## Records about charts and figures
* * * * * * * * *

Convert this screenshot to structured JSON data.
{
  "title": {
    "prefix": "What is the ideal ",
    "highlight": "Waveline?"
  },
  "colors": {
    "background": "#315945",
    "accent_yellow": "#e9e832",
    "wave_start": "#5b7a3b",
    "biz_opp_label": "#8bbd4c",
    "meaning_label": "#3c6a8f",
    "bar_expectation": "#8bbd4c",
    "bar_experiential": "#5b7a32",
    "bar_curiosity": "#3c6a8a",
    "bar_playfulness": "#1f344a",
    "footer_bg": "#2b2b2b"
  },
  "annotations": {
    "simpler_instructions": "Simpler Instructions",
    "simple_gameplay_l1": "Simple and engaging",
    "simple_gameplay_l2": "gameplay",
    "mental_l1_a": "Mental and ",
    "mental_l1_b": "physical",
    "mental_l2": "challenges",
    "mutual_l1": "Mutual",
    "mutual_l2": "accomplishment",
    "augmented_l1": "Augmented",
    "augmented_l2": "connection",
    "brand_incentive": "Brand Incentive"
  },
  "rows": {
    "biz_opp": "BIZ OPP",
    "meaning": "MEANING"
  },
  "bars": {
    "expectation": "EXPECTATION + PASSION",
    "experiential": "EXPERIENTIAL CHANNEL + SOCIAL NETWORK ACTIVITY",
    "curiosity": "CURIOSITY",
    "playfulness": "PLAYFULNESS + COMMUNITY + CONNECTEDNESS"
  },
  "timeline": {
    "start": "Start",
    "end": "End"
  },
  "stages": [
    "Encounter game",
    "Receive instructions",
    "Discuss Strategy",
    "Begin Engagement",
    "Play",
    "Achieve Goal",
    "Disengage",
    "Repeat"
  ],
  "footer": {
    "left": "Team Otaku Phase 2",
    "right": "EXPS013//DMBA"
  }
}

* * * * * * * * *

## Exercise task
All of the entries should be written out again exactly.

## Solution to this task
Convert this screenshot to structured JSON data.
{
  "title": {
    "prefix": "What is the ideal ",
    "highlight": "Waveline?"
  },
  "colors": {
    "background": "#315945",
    "accent_yellow": "#e9e832",
    "wave_start": "#5b7a3b",
    "biz_opp_label": "#8bbd4c",
    "meaning_label": "#3c6a8f",
    "bar_expectation": "#8bbd4c",
    "bar_experiential": "#5b7a32",
    "bar_curiosity": "#3c6a8a",
    "bar_playfulness": "#1f344a",
    "footer_bg": "#2b2b2b"
  },
  "annotations": {
    "simpler_instructions": "Simpler Instructions",
    "simple_gameplay_l1": "Simple and engaging",
    "simple_gameplay_l2": "gameplay",
    "mental_l1_a": "Mental and ",
    "mental_l1_b": "physical",
    "mental_l2": "challenges",
    "mutual_l1": "Mutual",
    "mutual_l2": "accomplishment",
    "augmented_l1": "Augmented",
    "augmented_l2": "connection",
    "brand_incentive": "Brand Incentive"
  },
  "rows": {
    "biz_opp": "BIZ OPP",
    "meaning": "MEANING"
  },
  "bars": {
    "expectation": "EXPECTATION + PASSION",
    "experiential": "EXPERIENTIAL CHANNEL + SOCIAL NETWORK ACTIVITY",
    "curiosity": "CURIOSITY",
    "playfulness": "PLAYFULNESS + COMMUNITY + CONNECTEDNESS"
  },
  "timeline": {
    "start": "Start",
    "end": "End"
  },
  "stages": [
    "Encounter game",
    "Receive instructions",
    "Discuss Strategy",
    "Begin Engagement",
    "Play",
    "Achieve Goal",
    "Disengage",
    "Repeat"
  ],
  "footer": {
    "left": "Team Otaku Phase 2",
    "right": "EXPS013//DMBA"
  }
}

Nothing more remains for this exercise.